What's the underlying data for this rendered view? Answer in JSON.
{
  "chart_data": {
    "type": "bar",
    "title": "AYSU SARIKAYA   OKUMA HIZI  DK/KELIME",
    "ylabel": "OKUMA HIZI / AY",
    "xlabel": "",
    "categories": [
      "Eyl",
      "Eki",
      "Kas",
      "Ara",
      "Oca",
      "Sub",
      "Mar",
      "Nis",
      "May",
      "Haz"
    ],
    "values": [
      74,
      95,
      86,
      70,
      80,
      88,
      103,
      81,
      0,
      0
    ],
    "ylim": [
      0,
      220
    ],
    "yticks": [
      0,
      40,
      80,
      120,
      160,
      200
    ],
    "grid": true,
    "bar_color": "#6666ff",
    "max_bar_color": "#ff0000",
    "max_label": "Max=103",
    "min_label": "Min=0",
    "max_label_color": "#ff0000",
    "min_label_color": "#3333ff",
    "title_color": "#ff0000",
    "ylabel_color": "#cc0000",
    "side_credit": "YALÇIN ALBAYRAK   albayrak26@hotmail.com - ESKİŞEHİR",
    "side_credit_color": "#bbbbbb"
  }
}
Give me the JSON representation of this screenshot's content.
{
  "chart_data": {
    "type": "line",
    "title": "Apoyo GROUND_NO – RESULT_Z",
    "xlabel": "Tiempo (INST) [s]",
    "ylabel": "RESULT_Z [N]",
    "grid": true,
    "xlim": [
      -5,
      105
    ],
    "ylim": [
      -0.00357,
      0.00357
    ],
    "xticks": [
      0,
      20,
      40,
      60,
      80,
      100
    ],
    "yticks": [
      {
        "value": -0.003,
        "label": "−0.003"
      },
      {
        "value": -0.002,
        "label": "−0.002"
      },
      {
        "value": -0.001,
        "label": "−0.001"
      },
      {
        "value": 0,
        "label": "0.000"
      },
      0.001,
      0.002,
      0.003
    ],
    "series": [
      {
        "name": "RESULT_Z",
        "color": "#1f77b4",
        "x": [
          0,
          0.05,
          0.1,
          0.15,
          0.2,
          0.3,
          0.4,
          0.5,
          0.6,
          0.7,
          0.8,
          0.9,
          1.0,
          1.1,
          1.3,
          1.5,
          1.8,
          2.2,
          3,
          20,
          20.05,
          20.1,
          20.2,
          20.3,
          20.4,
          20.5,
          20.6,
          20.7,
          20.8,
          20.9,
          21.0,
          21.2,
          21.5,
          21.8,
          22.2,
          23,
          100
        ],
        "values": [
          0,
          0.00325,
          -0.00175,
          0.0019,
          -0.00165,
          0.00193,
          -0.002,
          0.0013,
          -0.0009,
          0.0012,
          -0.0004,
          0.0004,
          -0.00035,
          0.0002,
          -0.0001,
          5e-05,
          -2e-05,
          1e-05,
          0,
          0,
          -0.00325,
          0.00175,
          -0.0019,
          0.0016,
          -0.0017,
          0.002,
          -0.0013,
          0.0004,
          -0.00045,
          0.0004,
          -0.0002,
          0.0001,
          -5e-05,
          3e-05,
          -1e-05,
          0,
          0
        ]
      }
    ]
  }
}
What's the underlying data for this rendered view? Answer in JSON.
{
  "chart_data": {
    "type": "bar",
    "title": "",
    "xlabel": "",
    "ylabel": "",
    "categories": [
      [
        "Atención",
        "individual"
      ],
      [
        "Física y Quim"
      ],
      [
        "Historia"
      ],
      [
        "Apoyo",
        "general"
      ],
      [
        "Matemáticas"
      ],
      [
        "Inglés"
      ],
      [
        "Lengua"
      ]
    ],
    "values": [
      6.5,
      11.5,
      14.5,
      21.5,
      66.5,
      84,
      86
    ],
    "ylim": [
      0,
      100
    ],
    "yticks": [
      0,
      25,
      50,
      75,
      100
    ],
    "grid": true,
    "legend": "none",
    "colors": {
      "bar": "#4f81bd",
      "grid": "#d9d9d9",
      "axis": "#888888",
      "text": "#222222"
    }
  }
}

————————

- **Objective**
Reproduce every line of the material above exactly.

- **Response below**
What's the underlying data for this rendered view? Answer in JSON.
{
  "chart_data": {
    "type": "bar",
    "title": "AYSU SARIKAYA   OKUMA HIZI  DK/KELIME",
    "ylabel": "OKUMA HIZI / AY",
    "xlabel": "",
    "categories": [
      "Eyl",
      "Eki",
      "Kas",
      "Ara",
      "Oca",
      "Sub",
      "Mar",
      "Nis",
      "May",
      "Haz"
    ],
    "values": [
      74,
      95,
      86,
      70,
      80,
      88,
      103,
      81,
      0,
      0
    ],
    "ylim": [
      0,
      220
    ],
    "yticks": [
      0,
      40,
      80,
      120,
      160,
      200
    ],
    "grid": true,
    "bar_color": "#6666ff",
    "max_bar_color": "#ff0000",
    "max_label": "Max=103",
    "min_label": "Min=0",
    "max_label_color": "#ff0000",
    "min_label_color": "#3333ff",
    "title_color": "#ff0000",
    "ylabel_color": "#cc0000",
    "side_credit": "YALÇIN ALBAYRAK   albayrak26@hotmail.com - ESKİŞEHİR",
    "side_credit_color": "#bbbbbb"
  }
}
Give me the JSON representation of this screenshot's content.
{
  "chart_data": {
    "type": "line",
    "title": "Apoyo GROUND_NO – RESULT_Z",
    "xlabel": "Tiempo (INST) [s]",
    "ylabel": "RESULT_Z [N]",
    "grid": true,
    "xlim": [
      -5,
      105
    ],
    "ylim": [
      -0.00357,
      0.00357
    ],
    "xticks": [
      0,
      20,
      40,
      60,
      80,
      100
    ],
    "yticks": [
      {
        "value": -0.003,
        "label": "−0.003"
      },
      {
        "value": -0.002,
        "label": "−0.002"
      },
      {
        "value": -0.001,
        "label": "−0.001"
      },
      {
        "value": 0,
        "label": "0.000"
      },
      0.001,
      0.002,
      0.003
    ],
    "series": [
      {
        "name": "RESULT_Z",
        "color": "#1f77b4",
        "x": [
          0,
          0.05,
          0.1,
          0.15,
          0.2,
          0.3,
          0.4,
          0.5,
          0.6,
          0.7,
          0.8,
          0.9,
          1.0,
          1.1,
          1.3,
          1.5,
          1.8,
          2.2,
          3,
          20,
          20.05,
          20.1,
          20.2,
          20.3,
          20.4,
          20.5,
          20.6,
          20.7,
          20.8,
          20.9,
          21.0,
          21.2,
          21.5,
          21.8,
          22.2,
          23,
          100
        ],
        "values": [
          0,
          0.00325,
          -0.00175,
          0.0019,
          -0.00165,
          0.00193,
          -0.002,
          0.0013,
          -0.0009,
          0.0012,
          -0.0004,
          0.0004,
          -0.00035,
          0.0002,
          -0.0001,
          5e-05,
          -2e-05,
          1e-05,
          0,
          0,
          -0.00325,
          0.00175,
          -0.0019,
          0.0016,
          -0.0017,
          0.002,
          -0.0013,
          0.0004,
          -0.00045,
          0.0004,
          -0.0002,
          0.0001,
          -5e-05,
          3e-05,
          -1e-05,
          0,
          0
        ]
      }
    ]
  }
}
What's the underlying data for this rendered view? Answer in JSON.
{
  "chart_data": {
    "type": "bar",
    "title": "",
    "xlabel": "",
    "ylabel": "",
    "categories": [
      [
        "Atención",
        "individual"
      ],
      [
        "Física y Quim"
      ],
      [
        "Historia"
      ],
      [
        "Apoyo",
        "general"
      ],
      [
        "Matemáticas"
      ],
      [
        "Inglés"
      ],
      [
        "Lengua"
      ]
    ],
    "values": [
      6.5,
      11.5,
      14.5,
      21.5,
      66.5,
      84,
      86
    ],
    "ylim": [
      0,
      100
    ],
    "yticks": [
      0,
      25,
      50,
      75,
      100
    ],
    "grid": true,
    "legend": "none",
    "colors": {
      "bar": "#4f81bd",
      "grid": "#d9d9d9",
      "axis": "#888888",
      "text": "#222222"
    }
  }
}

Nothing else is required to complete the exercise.